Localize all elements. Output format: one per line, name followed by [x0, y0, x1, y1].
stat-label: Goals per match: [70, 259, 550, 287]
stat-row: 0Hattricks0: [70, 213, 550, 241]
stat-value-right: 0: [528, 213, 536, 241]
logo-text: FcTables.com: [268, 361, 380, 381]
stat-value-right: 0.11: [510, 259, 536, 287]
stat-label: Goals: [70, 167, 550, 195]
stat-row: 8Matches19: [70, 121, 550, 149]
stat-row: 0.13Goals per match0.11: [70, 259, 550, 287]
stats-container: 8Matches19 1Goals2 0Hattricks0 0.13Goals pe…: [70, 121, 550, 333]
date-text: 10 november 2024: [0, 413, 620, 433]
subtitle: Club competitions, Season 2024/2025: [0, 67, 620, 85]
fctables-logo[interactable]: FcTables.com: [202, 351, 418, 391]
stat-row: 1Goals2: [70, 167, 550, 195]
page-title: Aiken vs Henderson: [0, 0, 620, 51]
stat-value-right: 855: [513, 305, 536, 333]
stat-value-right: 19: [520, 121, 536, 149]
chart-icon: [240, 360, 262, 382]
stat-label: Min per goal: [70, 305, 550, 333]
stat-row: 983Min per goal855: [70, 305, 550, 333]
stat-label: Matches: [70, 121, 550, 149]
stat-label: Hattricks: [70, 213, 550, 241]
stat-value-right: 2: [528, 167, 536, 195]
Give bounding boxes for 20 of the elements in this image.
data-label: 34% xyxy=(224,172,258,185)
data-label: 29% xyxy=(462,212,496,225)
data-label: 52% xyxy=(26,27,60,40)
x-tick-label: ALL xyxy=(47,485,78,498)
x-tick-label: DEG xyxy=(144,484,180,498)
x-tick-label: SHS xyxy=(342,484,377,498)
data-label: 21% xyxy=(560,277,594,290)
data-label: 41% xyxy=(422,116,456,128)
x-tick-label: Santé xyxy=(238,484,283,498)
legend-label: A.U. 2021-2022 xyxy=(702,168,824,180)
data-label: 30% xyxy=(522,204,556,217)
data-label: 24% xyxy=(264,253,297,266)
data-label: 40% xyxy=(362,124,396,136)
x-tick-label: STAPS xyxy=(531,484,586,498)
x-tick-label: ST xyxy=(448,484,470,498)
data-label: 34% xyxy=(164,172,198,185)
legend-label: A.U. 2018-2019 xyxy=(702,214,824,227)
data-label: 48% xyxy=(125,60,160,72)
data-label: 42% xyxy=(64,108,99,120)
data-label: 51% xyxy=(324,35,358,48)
⁂
▸ **Task**
Copy the records above word for word.

▸ **The reply**
Localize all elements. Output format: one per line, name followed by [x0, y0, x1, y1].
stat-label: Goals per match: [70, 259, 550, 287]
stat-row: 0Hattricks0: [70, 213, 550, 241]
stat-value-right: 0: [528, 213, 536, 241]
logo-text: FcTables.com: [268, 361, 380, 381]
stat-value-right: 0.11: [510, 259, 536, 287]
stat-label: Goals: [70, 167, 550, 195]
stat-row: 8Matches19: [70, 121, 550, 149]
stat-row: 0.13Goals per match0.11: [70, 259, 550, 287]
stats-container: 8Matches19 1Goals2 0Hattricks0 0.13Goals pe…: [70, 121, 550, 333]
date-text: 10 november 2024: [0, 413, 620, 433]
subtitle: Club competitions, Season 2024/2025: [0, 67, 620, 85]
fctables-logo[interactable]: FcTables.com: [202, 351, 418, 391]
stat-row: 1Goals2: [70, 167, 550, 195]
page-title: Aiken vs Henderson: [0, 0, 620, 51]
stat-value-right: 855: [513, 305, 536, 333]
stat-value-right: 19: [520, 121, 536, 149]
chart-icon: [240, 360, 262, 382]
stat-label: Min per goal: [70, 305, 550, 333]
stat-row: 983Min per goal855: [70, 305, 550, 333]
stat-label: Matches: [70, 121, 550, 149]
stat-label: Hattricks: [70, 213, 550, 241]
stat-value-right: 2: [528, 167, 536, 195]
Give bounding boxes for 20 of the elements in this image.
data-label: 34% xyxy=(224,172,258,185)
data-label: 29% xyxy=(462,212,496,225)
data-label: 52% xyxy=(26,27,60,40)
x-tick-label: ALL xyxy=(47,485,78,498)
x-tick-label: DEG xyxy=(144,484,180,498)
x-tick-label: SHS xyxy=(342,484,377,498)
data-label: 21% xyxy=(560,277,594,290)
data-label: 41% xyxy=(422,116,456,128)
x-tick-label: Santé xyxy=(238,484,283,498)
legend-label: A.U. 2021-2022 xyxy=(702,168,824,180)
data-label: 30% xyxy=(522,204,556,217)
data-label: 24% xyxy=(264,253,297,266)
data-label: 40% xyxy=(362,124,396,136)
x-tick-label: STAPS xyxy=(531,484,586,498)
x-tick-label: ST xyxy=(448,484,470,498)
data-label: 34% xyxy=(164,172,198,185)
legend-label: A.U. 2018-2019 xyxy=(702,214,824,227)
data-label: 48% xyxy=(125,60,160,72)
data-label: 42% xyxy=(64,108,99,120)
data-label: 51% xyxy=(324,35,358,48)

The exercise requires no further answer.